Consigne A:
Résumez en deux phrases l'extrait sur l'abus de droit entre associés.

Extrait de page:
>>>>

L’article 1833 du Code civil rappelle précisément qu’une société doit être « gérée dans son intérêt social (…) ». En effet, la société dispose en elle-même d’une personnalité morale, et d’un intérêt propre, qui peut différer de celui de ses associés.

Le droit prétorien est alors intervenu régulièrement pour illustrer au fil du temps les circonstances dans lesquelles un associé peut invoquer lesdits abus de droit.

La jurisprudence est riche de moultes exemples de situation dans lesquelles un tel abus doit être sanctionné (par des dommages et intérêts ou par la nullité de la délibération).  En l’espèce, la Cour de cassation est justement intervenue dans un arrêt inédit, au sujet d’un parc aquatique installé sur la Côte d’Azur.

Le droit prétorien considérait déjà depuis 1976[1] que les associés majoritaires commettaient un abus en décidant systématiquement d’affecter « la totalité des bénéfices en réserve » dès lors que «  ces sommes n’ont pas été utilisées pour des investissements, mais simplement portées au crédit des comptes bancaires de la société ».

Ainsi, depuis lors, le refus de distribution de la totalité des dividendes faisait l’objet d’une jurisprudence constante, régulièrement reprise, sanctionnant l’abus de droit. A défaut de représenter une véritable politique d’investissement, la mise en réserve systématique de la totalité des bénéfices, au détriment des associés minoritaires, pouvait donc être sanctionnée par les juges.

<<<<

Données brutes:
>>>>

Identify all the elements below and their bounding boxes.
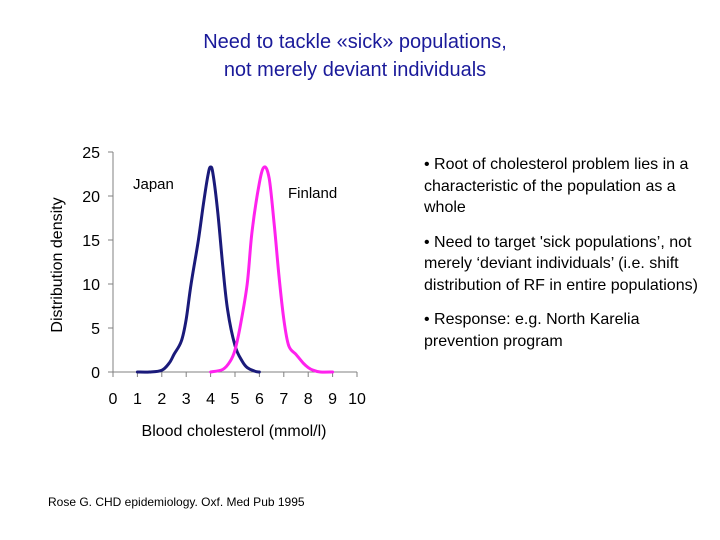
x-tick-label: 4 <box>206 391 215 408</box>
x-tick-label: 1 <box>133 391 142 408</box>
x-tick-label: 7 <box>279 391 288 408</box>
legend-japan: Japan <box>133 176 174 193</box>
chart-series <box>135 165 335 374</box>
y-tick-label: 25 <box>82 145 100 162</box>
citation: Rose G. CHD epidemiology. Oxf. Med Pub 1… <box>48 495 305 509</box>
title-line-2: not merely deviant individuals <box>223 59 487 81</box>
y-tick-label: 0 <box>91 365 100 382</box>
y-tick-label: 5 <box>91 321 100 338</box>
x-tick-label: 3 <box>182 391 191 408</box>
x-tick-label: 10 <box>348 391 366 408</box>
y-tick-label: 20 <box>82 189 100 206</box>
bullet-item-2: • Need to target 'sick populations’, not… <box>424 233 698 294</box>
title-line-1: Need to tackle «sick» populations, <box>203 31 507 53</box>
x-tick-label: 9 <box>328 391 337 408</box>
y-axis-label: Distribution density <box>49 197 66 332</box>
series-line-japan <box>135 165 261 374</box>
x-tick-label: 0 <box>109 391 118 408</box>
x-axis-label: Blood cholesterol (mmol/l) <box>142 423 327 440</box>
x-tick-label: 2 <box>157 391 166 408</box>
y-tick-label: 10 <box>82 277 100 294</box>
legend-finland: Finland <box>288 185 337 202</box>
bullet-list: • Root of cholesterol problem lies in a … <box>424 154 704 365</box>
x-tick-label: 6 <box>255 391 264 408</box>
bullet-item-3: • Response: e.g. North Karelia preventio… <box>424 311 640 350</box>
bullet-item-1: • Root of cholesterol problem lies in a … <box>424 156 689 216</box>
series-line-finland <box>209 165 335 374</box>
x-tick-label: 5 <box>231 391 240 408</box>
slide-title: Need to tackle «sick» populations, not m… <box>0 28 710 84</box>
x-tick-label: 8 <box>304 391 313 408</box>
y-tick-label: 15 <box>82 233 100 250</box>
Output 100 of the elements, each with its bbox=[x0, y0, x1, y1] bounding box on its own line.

<<<<
>>>>

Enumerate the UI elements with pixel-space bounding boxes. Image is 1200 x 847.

<<<<

Consigne B:
Présentez sous forme de liste numérotée tout ce qui va, dans les enregistrements, de la ligne contenant « Identify all the » jusqu'à celle contenant « x-tick-label: 5 <box>231 391 240 408</box> », ces deux lignes comprises. Omettez les lignes vides et laissez les images de côté.

Réponse complète A:
Selon l'article 1833 du Code civil, une société doit être gérée dans son intérêt social, qui peut différer de celui de ses associés, et la jurisprudence sanctionne les abus de droit par des dommages et intérêts ou par la nullité de la délibération. Depuis 1976, les juges tiennent pour abusive la mise en réserve systématique de la totalité des bénéfices par les associés majoritaires lorsqu'elle ne traduit pas une véritable politique d'investissement et se fait au détriment des minoritaires.

Réponse complète B:
1. Identify all the elements below and their bounding boxes.
2. x-tick-label: 4 <box>206 391 215 408</box>
3. x-tick-label: 1 <box>133 391 142 408</box>
4. x-tick-label: 7 <box>279 391 288 408</box>
5. legend-japan: Japan <box>133 176 174 193</box>
6. chart-series <box>135 165 335 374</box>
7. y-tick-label: 25 <box>82 145 100 162</box>
8. citation: Rose G. CHD epidemiology. Oxf. Med Pub 1… <box>48 495 305 509</box>
9. title-line-2: not merely deviant individuals <box>223 59 487 81</box>
10. y-tick-label: 0 <box>91 365 100 382</box>
11. y-tick-label: 5 <box>91 321 100 338</box>
12. x-tick-label: 3 <box>182 391 191 408</box>
13. x-tick-label: 10 <box>348 391 366 408</box>
14. y-tick-label: 20 <box>82 189 100 206</box>
15. bullet-item-2: • Need to target 'sick populations’, not… <box>424 233 698 294</box>
16. title-line-1: Need to tackle «sick» populations, <box>203 31 507 53</box>
17. x-tick-label: 9 <box>328 391 337 408</box>
18. y-axis-label: Distribution density <box>49 197 66 332</box>
19. series-line-japan <box>135 165 261 374</box>
20. x-tick-label: 0 <box>109 391 118 408</box>
21. x-axis-label: Blood cholesterol (mmol/l) <box>142 423 327 440</box>
22. x-tick-label: 2 <box>157 391 166 408</box>
23. y-tick-label: 10 <box>82 277 100 294</box>
24. legend-finland: Finland <box>288 185 337 202</box>
25. bullet-list: • Root of cholesterol problem lies in a … <box>424 154 704 365</box>
26. x-tick-label: 6 <box>255 391 264 408</box>
27. bullet-item-3: • Response: e.g. North Karelia preventio… <box>424 311 640 350</box>
28. bullet-item-1: • Root of cholesterol problem lies in a … <box>424 156 689 216</box>
29. series-line-finland <box>209 165 335 374</box>
30. x-tick-label: 5 <box>231 391 240 408</box>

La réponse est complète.